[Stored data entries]
*****
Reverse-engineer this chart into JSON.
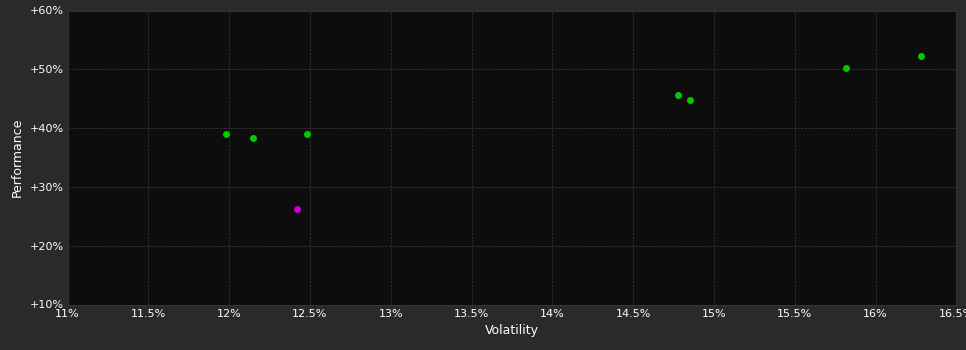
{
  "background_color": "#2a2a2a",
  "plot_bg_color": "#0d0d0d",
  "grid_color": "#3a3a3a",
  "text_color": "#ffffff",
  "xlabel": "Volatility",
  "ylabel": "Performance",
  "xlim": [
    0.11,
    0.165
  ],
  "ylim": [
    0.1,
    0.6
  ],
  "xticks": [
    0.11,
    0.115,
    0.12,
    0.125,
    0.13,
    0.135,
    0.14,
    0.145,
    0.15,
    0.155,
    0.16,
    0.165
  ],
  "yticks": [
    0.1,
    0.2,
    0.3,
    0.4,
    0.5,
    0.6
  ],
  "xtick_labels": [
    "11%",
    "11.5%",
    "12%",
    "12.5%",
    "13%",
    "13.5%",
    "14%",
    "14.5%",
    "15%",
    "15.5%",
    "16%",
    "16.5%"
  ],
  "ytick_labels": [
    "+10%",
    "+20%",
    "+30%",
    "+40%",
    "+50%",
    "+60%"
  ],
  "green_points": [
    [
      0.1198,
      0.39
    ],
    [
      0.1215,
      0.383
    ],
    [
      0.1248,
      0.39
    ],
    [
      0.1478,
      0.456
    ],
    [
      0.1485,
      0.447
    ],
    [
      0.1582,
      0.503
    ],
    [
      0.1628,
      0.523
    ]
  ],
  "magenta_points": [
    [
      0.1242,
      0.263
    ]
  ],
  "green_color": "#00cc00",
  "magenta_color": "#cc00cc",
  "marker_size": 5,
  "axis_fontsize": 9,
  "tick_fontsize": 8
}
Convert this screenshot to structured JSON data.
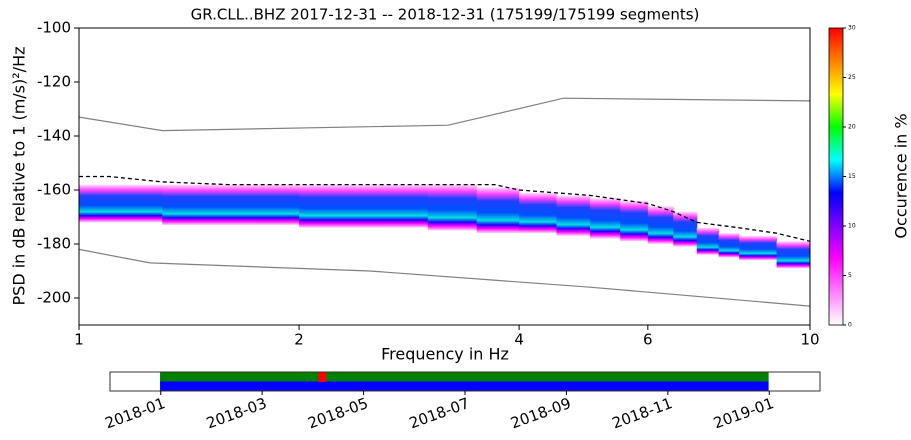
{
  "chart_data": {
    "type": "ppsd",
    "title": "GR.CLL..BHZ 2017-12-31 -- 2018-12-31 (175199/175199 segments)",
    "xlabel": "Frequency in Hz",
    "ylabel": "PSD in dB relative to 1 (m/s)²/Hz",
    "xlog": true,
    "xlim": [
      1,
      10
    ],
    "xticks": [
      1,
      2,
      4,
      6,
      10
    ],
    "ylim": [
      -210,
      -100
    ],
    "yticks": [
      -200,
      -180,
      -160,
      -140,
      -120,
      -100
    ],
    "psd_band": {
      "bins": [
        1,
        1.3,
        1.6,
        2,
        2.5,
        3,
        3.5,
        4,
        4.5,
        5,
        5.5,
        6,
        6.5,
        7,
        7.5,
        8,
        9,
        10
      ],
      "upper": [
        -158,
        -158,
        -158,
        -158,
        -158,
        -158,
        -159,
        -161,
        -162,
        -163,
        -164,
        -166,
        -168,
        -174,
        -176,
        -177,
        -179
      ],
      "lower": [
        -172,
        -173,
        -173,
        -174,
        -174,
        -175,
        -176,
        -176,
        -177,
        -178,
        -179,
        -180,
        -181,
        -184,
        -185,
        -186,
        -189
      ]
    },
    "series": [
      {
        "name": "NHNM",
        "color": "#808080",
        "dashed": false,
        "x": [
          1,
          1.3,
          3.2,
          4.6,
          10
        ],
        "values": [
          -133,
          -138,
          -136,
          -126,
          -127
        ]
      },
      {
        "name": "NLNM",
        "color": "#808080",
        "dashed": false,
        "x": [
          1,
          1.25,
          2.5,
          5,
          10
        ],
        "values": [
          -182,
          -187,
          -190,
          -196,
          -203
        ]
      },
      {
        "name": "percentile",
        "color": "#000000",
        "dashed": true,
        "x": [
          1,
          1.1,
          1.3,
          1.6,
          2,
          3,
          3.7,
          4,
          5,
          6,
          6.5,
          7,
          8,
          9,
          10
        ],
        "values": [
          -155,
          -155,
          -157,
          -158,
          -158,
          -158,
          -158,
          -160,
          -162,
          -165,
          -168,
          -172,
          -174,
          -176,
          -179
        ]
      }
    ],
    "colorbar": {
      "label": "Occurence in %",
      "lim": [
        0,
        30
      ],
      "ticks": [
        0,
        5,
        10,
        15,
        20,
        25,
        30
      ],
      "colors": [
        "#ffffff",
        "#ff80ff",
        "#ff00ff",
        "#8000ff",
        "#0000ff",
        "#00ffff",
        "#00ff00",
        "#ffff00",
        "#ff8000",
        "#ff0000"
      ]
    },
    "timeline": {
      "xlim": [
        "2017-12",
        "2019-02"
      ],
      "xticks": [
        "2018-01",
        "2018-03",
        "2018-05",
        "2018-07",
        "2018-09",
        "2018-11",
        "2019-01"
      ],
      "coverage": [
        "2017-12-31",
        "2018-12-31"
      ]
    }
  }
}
*****
What you have to do: Quote the preceding listing precisely and completely, omitting its images.

Finished exercise:
Reverse-engineer this chart into JSON.
{
  "background_color": "#2a2a2a",
  "plot_bg_color": "#0d0d0d",
  "grid_color": "#3a3a3a",
  "text_color": "#ffffff",
  "xlabel": "Volatility",
  "ylabel": "Performance",
  "xlim": [
    0.11,
    0.165
  ],
  "ylim": [
    0.1,
    0.6
  ],
  "xticks": [
    0.11,
    0.115,
    0.12,
    0.125,
    0.13,
    0.135,
    0.14,
    0.145,
    0.15,
    0.155,
    0.16,
    0.165
  ],
  "yticks": [
    0.1,
    0.2,
    0.3,
    0.4,
    0.5,
    0.6
  ],
  "xtick_labels": [
    "11%",
    "11.5%",
    "12%",
    "12.5%",
    "13%",
    "13.5%",
    "14%",
    "14.5%",
    "15%",
    "15.5%",
    "16%",
    "16.5%"
  ],
  "ytick_labels": [
    "+10%",
    "+20%",
    "+30%",
    "+40%",
    "+50%",
    "+60%"
  ],
  "green_points": [
    [
      0.1198,
      0.39
    ],
    [
      0.1215,
      0.383
    ],
    [
      0.1248,
      0.39
    ],
    [
      0.1478,
      0.456
    ],
    [
      0.1485,
      0.447
    ],
    [
      0.1582,
      0.503
    ],
    [
      0.1628,
      0.523
    ]
  ],
  "magenta_points": [
    [
      0.1242,
      0.263
    ]
  ],
  "green_color": "#00cc00",
  "magenta_color": "#cc00cc",
  "marker_size": 5,
  "axis_fontsize": 9,
  "tick_fontsize": 8
}
Convert this screenshot to structured JSON data.
{
  "chart_data": {
    "type": "ppsd",
    "title": "GR.CLL..BHZ 2017-12-31 -- 2018-12-31 (175199/175199 segments)",
    "xlabel": "Frequency in Hz",
    "ylabel": "PSD in dB relative to 1 (m/s)²/Hz",
    "xlog": true,
    "xlim": [
      1,
      10
    ],
    "xticks": [
      1,
      2,
      4,
      6,
      10
    ],
    "ylim": [
      -210,
      -100
    ],
    "yticks": [
      -200,
      -180,
      -160,
      -140,
      -120,
      -100
    ],
    "psd_band": {
      "bins": [
        1,
        1.3,
        1.6,
        2,
        2.5,
        3,
        3.5,
        4,
        4.5,
        5,
        5.5,
        6,
        6.5,
        7,
        7.5,
        8,
        9,
        10
      ],
      "upper": [
        -158,
        -158,
        -158,
        -158,
        -158,
        -158,
        -159,
        -161,
        -162,
        -163,
        -164,
        -166,
        -168,
        -174,
        -176,
        -177,
        -179
      ],
      "lower": [
        -172,
        -173,
        -173,
        -174,
        -174,
        -175,
        -176,
        -176,
        -177,
        -178,
        -179,
        -180,
        -181,
        -184,
        -185,
        -186,
        -189
      ]
    },
    "series": [
      {
        "name": "NHNM",
        "color": "#808080",
        "dashed": false,
        "x": [
          1,
          1.3,
          3.2,
          4.6,
          10
        ],
        "values": [
          -133,
          -138,
          -136,
          -126,
          -127
        ]
      },
      {
        "name": "NLNM",
        "color": "#808080",
        "dashed": false,
        "x": [
          1,
          1.25,
          2.5,
          5,
          10
        ],
        "values": [
          -182,
          -187,
          -190,
          -196,
          -203
        ]
      },
      {
        "name": "percentile",
        "color": "#000000",
        "dashed": true,
        "x": [
          1,
          1.1,
          1.3,
          1.6,
          2,
          3,
          3.7,
          4,
          5,
          6,
          6.5,
          7,
          8,
          9,
          10
        ],
        "values": [
          -155,
          -155,
          -157,
          -158,
          -158,
          -158,
          -158,
          -160,
          -162,
          -165,
          -168,
          -172,
          -174,
          -176,
          -179
        ]
      }
    ],
    "colorbar": {
      "label": "Occurence in %",
      "lim": [
        0,
        30
      ],
      "ticks": [
        0,
        5,
        10,
        15,
        20,
        25,
        30
      ],
      "colors": [
        "#ffffff",
        "#ff80ff",
        "#ff00ff",
        "#8000ff",
        "#0000ff",
        "#00ffff",
        "#00ff00",
        "#ffff00",
        "#ff8000",
        "#ff0000"
      ]
    },
    "timeline": {
      "xlim": [
        "2017-12",
        "2019-02"
      ],
      "xticks": [
        "2018-01",
        "2018-03",
        "2018-05",
        "2018-07",
        "2018-09",
        "2018-11",
        "2019-01"
      ],
      "coverage": [
        "2017-12-31",
        "2018-12-31"
      ]
    }
  }
}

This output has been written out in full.